TASK DETAILS: Copy out the line containing "Extract the structured" and each line after it, through the last one in the material, exactly as written.

====== DATA FOR PROCESSING ======

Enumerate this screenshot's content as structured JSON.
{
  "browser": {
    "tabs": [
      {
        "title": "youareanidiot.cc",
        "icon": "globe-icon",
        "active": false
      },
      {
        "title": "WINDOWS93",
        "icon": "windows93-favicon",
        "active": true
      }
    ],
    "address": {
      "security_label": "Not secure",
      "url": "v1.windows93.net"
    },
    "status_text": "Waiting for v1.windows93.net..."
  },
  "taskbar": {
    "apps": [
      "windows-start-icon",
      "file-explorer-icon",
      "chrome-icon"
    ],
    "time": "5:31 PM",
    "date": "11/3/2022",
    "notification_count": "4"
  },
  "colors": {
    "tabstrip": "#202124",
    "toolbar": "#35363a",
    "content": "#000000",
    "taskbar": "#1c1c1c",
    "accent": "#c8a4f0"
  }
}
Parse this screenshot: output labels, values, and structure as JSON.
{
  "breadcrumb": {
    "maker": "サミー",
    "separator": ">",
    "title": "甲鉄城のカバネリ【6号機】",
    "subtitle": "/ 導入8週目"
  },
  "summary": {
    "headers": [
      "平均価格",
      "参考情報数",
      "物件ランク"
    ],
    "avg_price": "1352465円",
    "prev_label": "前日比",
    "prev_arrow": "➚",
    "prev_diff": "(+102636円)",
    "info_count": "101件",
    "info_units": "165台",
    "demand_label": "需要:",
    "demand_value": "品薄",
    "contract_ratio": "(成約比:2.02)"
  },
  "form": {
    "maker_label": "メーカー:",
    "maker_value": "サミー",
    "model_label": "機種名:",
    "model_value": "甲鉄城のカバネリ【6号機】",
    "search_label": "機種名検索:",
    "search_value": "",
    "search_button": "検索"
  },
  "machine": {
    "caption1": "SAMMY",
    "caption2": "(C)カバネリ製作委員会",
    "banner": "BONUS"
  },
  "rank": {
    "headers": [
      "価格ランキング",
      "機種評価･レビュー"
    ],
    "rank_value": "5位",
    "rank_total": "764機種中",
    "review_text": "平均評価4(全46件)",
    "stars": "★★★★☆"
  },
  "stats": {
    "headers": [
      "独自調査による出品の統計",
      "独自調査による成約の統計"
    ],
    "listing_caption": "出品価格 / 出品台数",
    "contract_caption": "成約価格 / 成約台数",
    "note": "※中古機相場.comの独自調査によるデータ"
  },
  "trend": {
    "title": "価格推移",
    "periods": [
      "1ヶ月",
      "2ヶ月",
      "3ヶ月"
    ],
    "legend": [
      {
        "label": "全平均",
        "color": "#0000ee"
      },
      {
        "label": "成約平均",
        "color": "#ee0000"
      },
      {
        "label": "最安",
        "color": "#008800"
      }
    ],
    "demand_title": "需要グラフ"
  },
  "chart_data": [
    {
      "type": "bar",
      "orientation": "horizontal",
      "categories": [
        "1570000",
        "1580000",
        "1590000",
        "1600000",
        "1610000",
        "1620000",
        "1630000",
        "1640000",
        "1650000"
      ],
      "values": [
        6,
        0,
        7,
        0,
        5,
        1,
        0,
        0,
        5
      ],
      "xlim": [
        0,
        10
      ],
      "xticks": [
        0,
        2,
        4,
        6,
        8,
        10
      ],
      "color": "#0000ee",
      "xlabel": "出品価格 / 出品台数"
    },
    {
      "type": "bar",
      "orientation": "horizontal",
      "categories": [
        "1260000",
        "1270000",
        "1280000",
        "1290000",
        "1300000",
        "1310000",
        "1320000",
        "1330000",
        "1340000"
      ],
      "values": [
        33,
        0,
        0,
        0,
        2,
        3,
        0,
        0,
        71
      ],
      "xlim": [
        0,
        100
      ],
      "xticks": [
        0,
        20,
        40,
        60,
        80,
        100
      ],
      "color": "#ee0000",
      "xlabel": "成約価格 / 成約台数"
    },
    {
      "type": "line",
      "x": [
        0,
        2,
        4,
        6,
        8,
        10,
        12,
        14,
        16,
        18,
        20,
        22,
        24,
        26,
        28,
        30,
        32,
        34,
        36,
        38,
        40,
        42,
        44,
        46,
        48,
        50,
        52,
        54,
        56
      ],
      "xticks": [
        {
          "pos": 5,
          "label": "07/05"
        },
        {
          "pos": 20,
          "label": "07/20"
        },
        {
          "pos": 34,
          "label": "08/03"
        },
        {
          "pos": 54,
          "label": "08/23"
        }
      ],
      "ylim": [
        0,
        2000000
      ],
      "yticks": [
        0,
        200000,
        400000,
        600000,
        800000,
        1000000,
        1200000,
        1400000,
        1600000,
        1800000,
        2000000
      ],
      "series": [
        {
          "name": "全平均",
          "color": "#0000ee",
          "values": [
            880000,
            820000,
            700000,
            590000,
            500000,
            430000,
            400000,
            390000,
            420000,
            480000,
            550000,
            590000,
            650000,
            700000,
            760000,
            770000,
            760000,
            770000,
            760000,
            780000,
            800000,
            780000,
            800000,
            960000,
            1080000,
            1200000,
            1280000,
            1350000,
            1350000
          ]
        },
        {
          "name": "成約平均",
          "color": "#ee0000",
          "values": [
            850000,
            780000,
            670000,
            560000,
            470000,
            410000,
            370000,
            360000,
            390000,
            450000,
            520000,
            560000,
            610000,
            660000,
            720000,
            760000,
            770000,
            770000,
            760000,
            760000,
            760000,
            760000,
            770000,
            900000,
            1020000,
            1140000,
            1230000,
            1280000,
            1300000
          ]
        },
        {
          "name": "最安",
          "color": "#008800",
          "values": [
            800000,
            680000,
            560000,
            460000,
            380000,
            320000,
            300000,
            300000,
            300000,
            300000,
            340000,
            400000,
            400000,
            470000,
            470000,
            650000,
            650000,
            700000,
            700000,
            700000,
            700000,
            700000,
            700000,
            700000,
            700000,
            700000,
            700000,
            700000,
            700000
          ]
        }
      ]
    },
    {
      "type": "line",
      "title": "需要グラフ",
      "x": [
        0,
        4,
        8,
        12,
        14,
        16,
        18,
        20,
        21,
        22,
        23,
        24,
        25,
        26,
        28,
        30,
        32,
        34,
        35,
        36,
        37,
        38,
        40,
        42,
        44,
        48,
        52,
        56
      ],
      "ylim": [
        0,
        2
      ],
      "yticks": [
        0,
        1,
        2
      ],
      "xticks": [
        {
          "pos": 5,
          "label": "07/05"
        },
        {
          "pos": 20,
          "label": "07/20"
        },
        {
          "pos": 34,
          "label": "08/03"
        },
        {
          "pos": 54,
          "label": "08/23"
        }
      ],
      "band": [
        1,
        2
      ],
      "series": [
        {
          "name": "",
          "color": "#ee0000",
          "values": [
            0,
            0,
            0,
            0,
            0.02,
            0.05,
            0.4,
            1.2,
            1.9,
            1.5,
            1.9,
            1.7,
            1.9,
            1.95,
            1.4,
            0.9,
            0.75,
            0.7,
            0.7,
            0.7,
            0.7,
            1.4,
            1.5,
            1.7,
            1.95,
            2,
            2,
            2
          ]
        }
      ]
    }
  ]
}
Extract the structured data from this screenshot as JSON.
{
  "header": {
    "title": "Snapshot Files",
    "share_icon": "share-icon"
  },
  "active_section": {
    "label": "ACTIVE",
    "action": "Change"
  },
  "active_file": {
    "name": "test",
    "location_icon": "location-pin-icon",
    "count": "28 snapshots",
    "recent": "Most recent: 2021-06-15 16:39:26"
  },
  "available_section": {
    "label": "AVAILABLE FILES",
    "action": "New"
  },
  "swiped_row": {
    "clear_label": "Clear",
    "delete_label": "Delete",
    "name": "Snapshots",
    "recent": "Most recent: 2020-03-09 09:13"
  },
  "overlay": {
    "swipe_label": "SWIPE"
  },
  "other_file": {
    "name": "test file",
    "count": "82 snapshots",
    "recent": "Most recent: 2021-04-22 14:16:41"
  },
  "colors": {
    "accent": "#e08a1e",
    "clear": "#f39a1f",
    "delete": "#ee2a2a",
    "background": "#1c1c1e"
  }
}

======

TASK OUTPUT:
Extract the structured data from this screenshot as JSON.
{
  "header": {
    "title": "Snapshot Files",
    "share_icon": "share-icon"
  },
  "active_section": {
    "label": "ACTIVE",
    "action": "Change"
  },
  "active_file": {
    "name": "test",
    "location_icon": "location-pin-icon",
    "count": "28 snapshots",
    "recent": "Most recent: 2021-06-15 16:39:26"
  },
  "available_section": {
    "label": "AVAILABLE FILES",
    "action": "New"
  },
  "swiped_row": {
    "clear_label": "Clear",
    "delete_label": "Delete",
    "name": "Snapshots",
    "recent": "Most recent: 2020-03-09 09:13"
  },
  "overlay": {
    "swipe_label": "SWIPE"
  },
  "other_file": {
    "name": "test file",
    "count": "82 snapshots",
    "recent": "Most recent: 2021-04-22 14:16:41"
  },
  "colors": {
    "accent": "#e08a1e",
    "clear": "#f39a1f",
    "delete": "#ee2a2a",
    "background": "#1c1c1e"
  }
}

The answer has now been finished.